> _REQUEST_:
Return the data exactly, with all pictures removed.

- - - - -

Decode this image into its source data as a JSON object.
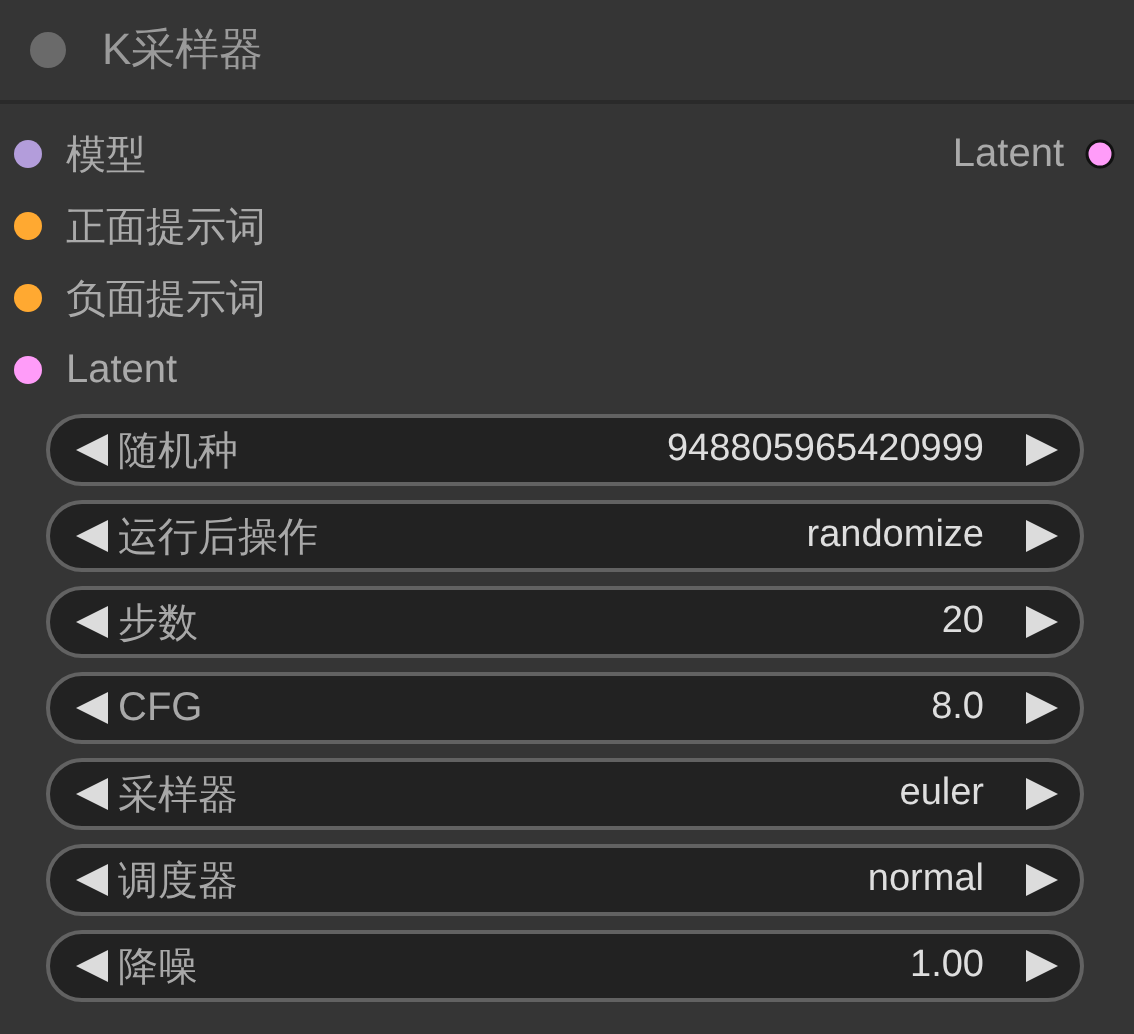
{
  "node": {
    "title": "K采样器"
  },
  "inputs": [
    {
      "label": "模型",
      "color": "#b39ddb"
    },
    {
      "label": "正面提示词",
      "color": "#ffa931"
    },
    {
      "label": "负面提示词",
      "color": "#ffa931"
    },
    {
      "label": "Latent",
      "color": "#ff9cf9"
    }
  ],
  "outputs": [
    {
      "label": "Latent",
      "color": "#ff9cf9"
    }
  ],
  "widgets": [
    {
      "label": "随机种",
      "value": "948805965420999"
    },
    {
      "label": "运行后操作",
      "value": "randomize"
    },
    {
      "label": "步数",
      "value": "20"
    },
    {
      "label": "CFG",
      "value": "8.0"
    },
    {
      "label": "采样器",
      "value": "euler"
    },
    {
      "label": "调度器",
      "value": "normal"
    },
    {
      "label": "降噪",
      "value": "1.00"
    }
  ]
}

- - - - -

> _SOLVED PROBLEM_:
Decode this image into its source data as a JSON object.
{
  "node": {
    "title": "K采样器"
  },
  "inputs": [
    {
      "label": "模型",
      "color": "#b39ddb"
    },
    {
      "label": "正面提示词",
      "color": "#ffa931"
    },
    {
      "label": "负面提示词",
      "color": "#ffa931"
    },
    {
      "label": "Latent",
      "color": "#ff9cf9"
    }
  ],
  "outputs": [
    {
      "label": "Latent",
      "color": "#ff9cf9"
    }
  ],
  "widgets": [
    {
      "label": "随机种",
      "value": "948805965420999"
    },
    {
      "label": "运行后操作",
      "value": "randomize"
    },
    {
      "label": "步数",
      "value": "20"
    },
    {
      "label": "CFG",
      "value": "8.0"
    },
    {
      "label": "采样器",
      "value": "euler"
    },
    {
      "label": "调度器",
      "value": "normal"
    },
    {
      "label": "降噪",
      "value": "1.00"
    }
  ]
}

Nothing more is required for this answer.